Listing:
========================================

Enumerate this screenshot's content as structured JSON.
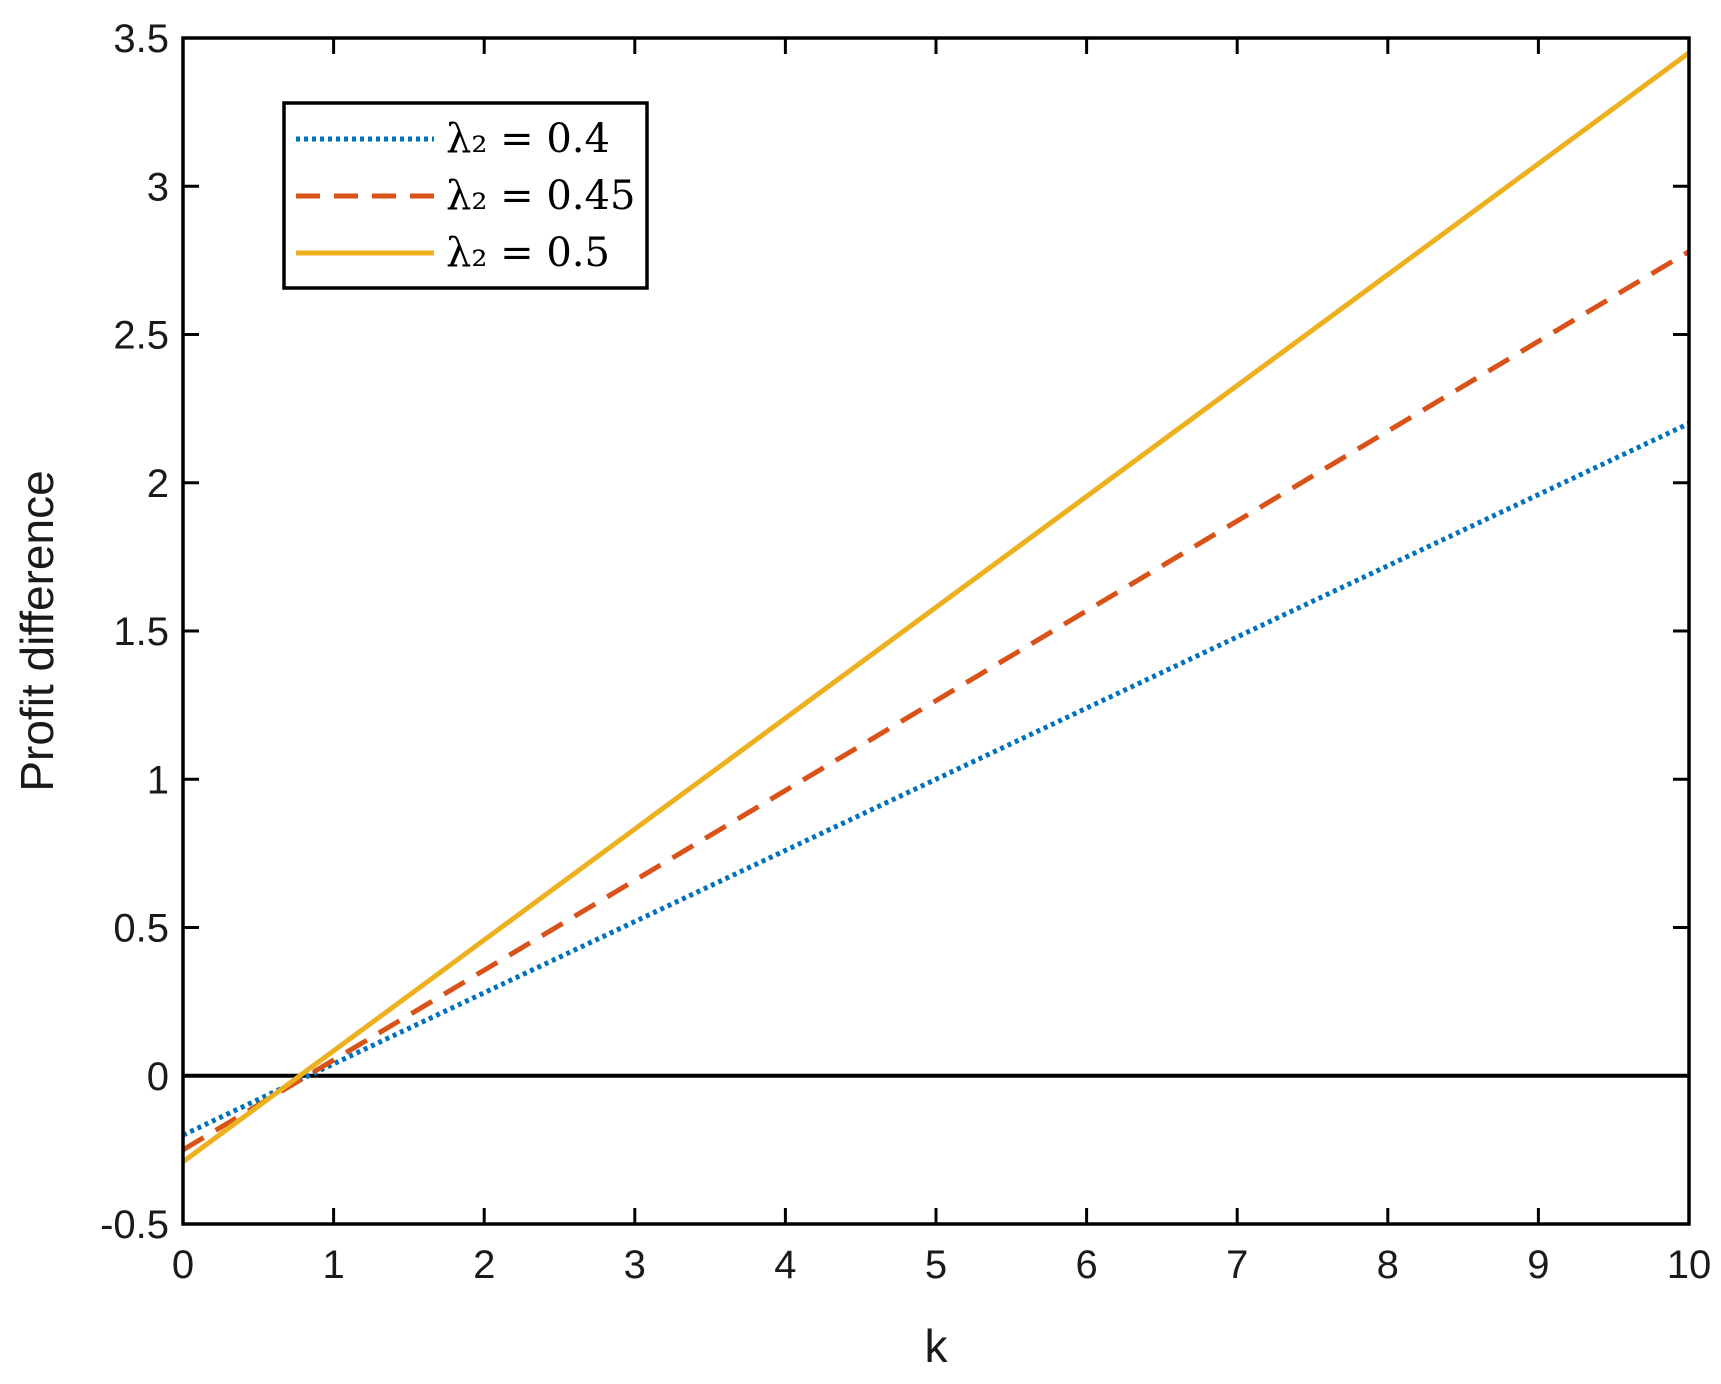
{
  "chart_data": {
    "type": "line",
    "xlabel": "k",
    "ylabel": "Profit difference",
    "xlim": [
      0,
      10
    ],
    "ylim": [
      -0.5,
      3.5
    ],
    "xticks": [
      "0",
      "1",
      "2",
      "3",
      "4",
      "5",
      "6",
      "7",
      "8",
      "9",
      "10"
    ],
    "yticks": [
      "-0.5",
      "0",
      "0.5",
      "1",
      "1.5",
      "2",
      "2.5",
      "3",
      "3.5"
    ],
    "grid": false,
    "legend_position": "top-left",
    "reference_line": {
      "y": 0,
      "color": "#000000"
    },
    "series": [
      {
        "name": "λ₂ = 0.4",
        "style": "dotted",
        "color": "#0072BD",
        "x": [
          0,
          10
        ],
        "y": [
          -0.2,
          2.2
        ]
      },
      {
        "name": "λ₂ = 0.45",
        "style": "dashed",
        "color": "#D95319",
        "x": [
          0,
          10
        ],
        "y": [
          -0.25,
          2.78
        ]
      },
      {
        "name": "λ₂ = 0.5",
        "style": "solid",
        "color": "#EDB120",
        "x": [
          0,
          10
        ],
        "y": [
          -0.29,
          3.45
        ]
      }
    ]
  }
}
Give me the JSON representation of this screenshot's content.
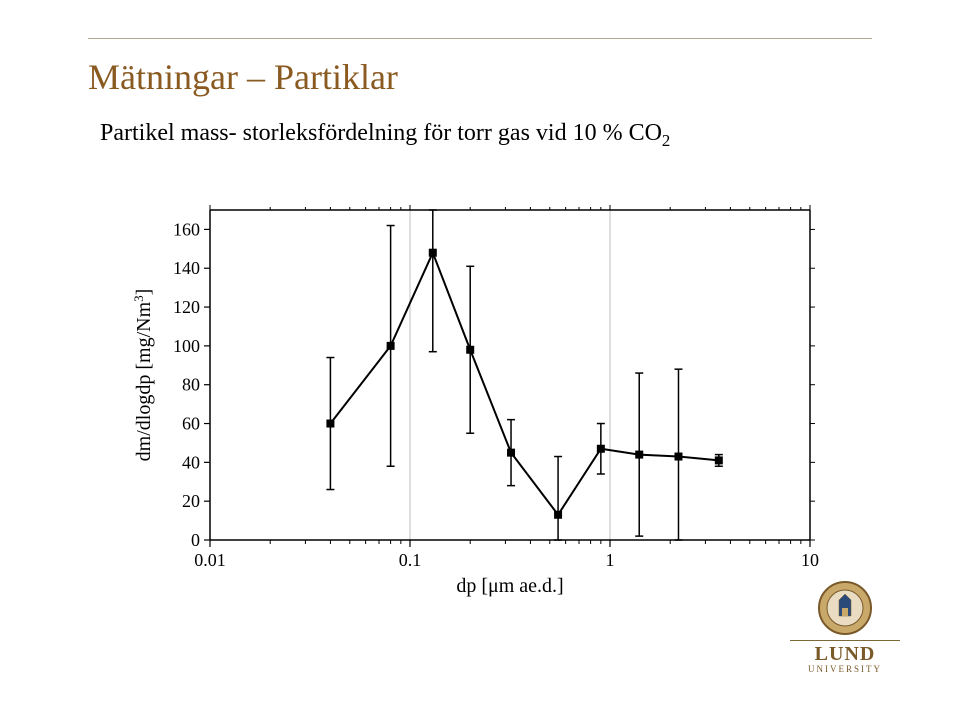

========================================

Take the listing above and restate it word for word, without its pictures.

Enumerate this screenshot's content as structured JSON.
{
  "chart_data": {
    "type": "line",
    "xlabel": "k",
    "ylabel": "Profit difference",
    "xlim": [
      0,
      10
    ],
    "ylim": [
      -0.5,
      3.5
    ],
    "xticks": [
      "0",
      "1",
      "2",
      "3",
      "4",
      "5",
      "6",
      "7",
      "8",
      "9",
      "10"
    ],
    "yticks": [
      "-0.5",
      "0",
      "0.5",
      "1",
      "1.5",
      "2",
      "2.5",
      "3",
      "3.5"
    ],
    "grid": false,
    "legend_position": "top-left",
    "reference_line": {
      "y": 0,
      "color": "#000000"
    },
    "series": [
      {
        "name": "λ₂ = 0.4",
        "style": "dotted",
        "color": "#0072BD",
        "x": [
          0,
          10
        ],
        "y": [
          -0.2,
          2.2
        ]
      },
      {
        "name": "λ₂ = 0.45",
        "style": "dashed",
        "color": "#D95319",
        "x": [
          0,
          10
        ],
        "y": [
          -0.25,
          2.78
        ]
      },
      {
        "name": "λ₂ = 0.5",
        "style": "solid",
        "color": "#EDB120",
        "x": [
          0,
          10
        ],
        "y": [
          -0.29,
          3.45
        ]
      }
    ]
  }
}
Give me the JSON representation of this screenshot's content.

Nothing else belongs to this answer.